**RECORDS SHOWN:**
* * *
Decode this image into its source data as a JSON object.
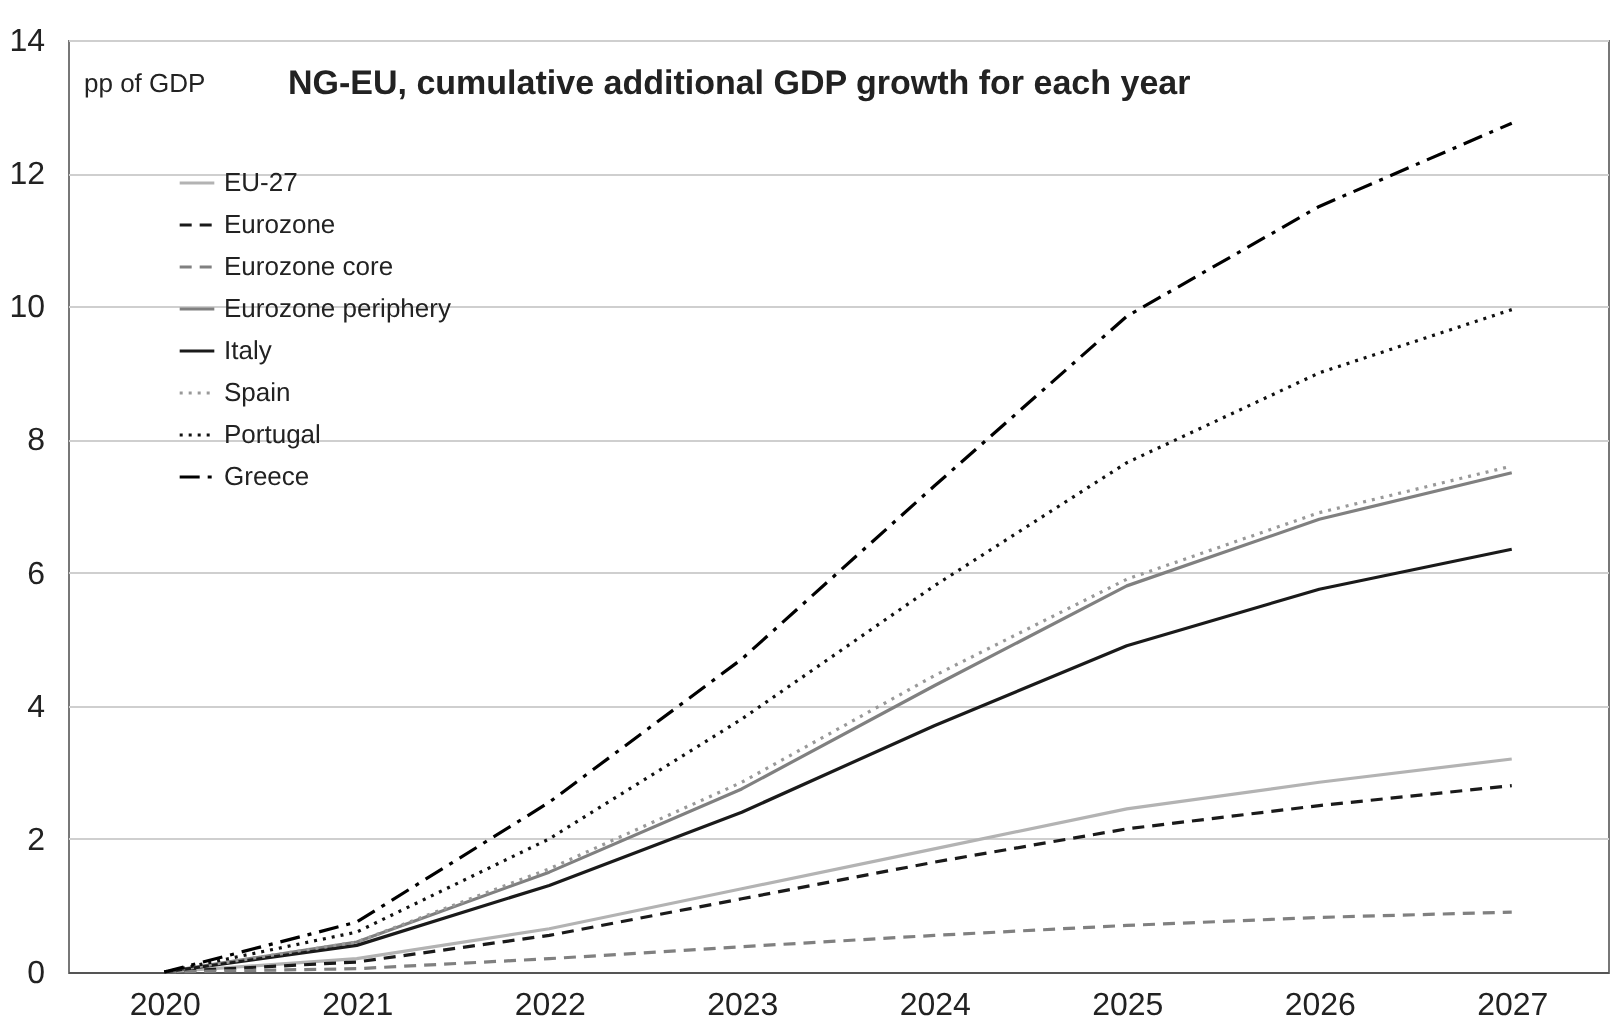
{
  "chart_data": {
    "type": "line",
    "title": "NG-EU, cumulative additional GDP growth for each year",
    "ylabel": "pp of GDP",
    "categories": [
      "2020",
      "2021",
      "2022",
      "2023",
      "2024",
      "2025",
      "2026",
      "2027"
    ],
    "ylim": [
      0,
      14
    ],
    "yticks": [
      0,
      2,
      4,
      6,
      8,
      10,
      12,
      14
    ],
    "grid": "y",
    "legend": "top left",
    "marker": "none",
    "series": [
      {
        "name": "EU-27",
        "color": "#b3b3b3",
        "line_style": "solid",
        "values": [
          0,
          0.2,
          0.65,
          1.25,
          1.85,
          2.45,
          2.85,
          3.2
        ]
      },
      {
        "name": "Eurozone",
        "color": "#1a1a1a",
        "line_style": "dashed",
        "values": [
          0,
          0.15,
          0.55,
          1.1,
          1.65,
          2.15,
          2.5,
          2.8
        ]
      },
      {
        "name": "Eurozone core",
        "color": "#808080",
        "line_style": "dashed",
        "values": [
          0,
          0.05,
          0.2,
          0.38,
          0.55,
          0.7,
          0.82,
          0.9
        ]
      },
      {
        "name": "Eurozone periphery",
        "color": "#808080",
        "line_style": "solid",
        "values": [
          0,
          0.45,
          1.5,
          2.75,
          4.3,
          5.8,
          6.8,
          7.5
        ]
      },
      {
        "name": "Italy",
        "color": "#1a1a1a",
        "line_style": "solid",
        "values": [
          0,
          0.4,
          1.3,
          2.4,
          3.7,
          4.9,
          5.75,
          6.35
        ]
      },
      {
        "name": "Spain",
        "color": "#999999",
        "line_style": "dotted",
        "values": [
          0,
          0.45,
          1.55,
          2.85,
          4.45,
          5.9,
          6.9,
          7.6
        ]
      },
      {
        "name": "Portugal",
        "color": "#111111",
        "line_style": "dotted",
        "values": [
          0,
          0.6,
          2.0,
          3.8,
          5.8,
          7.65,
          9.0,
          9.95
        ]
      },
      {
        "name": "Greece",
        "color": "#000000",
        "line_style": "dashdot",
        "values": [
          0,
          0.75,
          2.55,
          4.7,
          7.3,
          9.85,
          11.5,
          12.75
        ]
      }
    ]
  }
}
* * *
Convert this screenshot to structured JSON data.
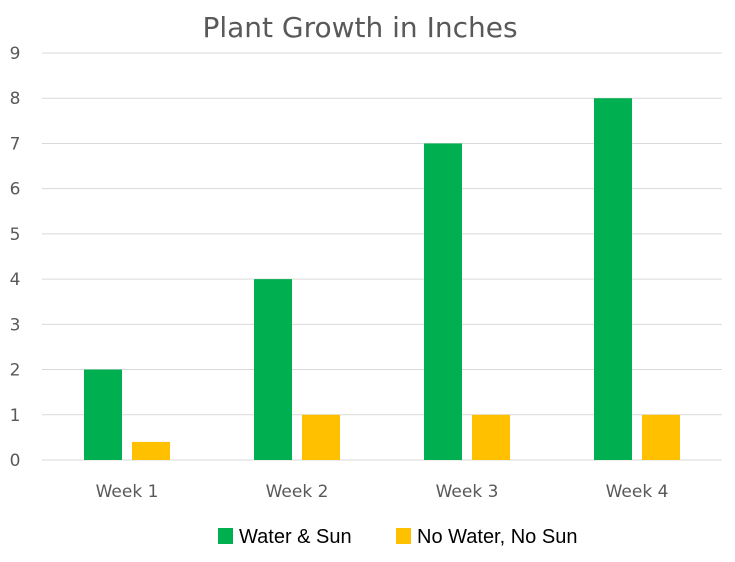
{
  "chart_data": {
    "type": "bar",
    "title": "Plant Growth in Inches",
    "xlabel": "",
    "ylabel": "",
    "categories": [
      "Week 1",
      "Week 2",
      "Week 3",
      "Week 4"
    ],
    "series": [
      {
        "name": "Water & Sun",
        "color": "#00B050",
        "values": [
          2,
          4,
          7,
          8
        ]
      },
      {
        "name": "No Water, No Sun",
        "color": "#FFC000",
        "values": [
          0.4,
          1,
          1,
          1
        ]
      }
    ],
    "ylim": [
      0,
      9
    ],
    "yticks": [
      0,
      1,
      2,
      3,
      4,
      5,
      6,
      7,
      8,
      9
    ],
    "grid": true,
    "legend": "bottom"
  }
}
* * *
**TASK DESCRIPTION:**
Copy every line of the listing containing the string "name".

**THE RESPONSE:**
        "name": "EU-27",
        "name": "Eurozone",
        "name": "Eurozone core",
        "name": "Eurozone periphery",
        "name": "Italy",
        "name": "Spain",
        "name": "Portugal",
        "name": "Greece",
        "name": "Water & Sun",
        "name": "No Water, No Sun",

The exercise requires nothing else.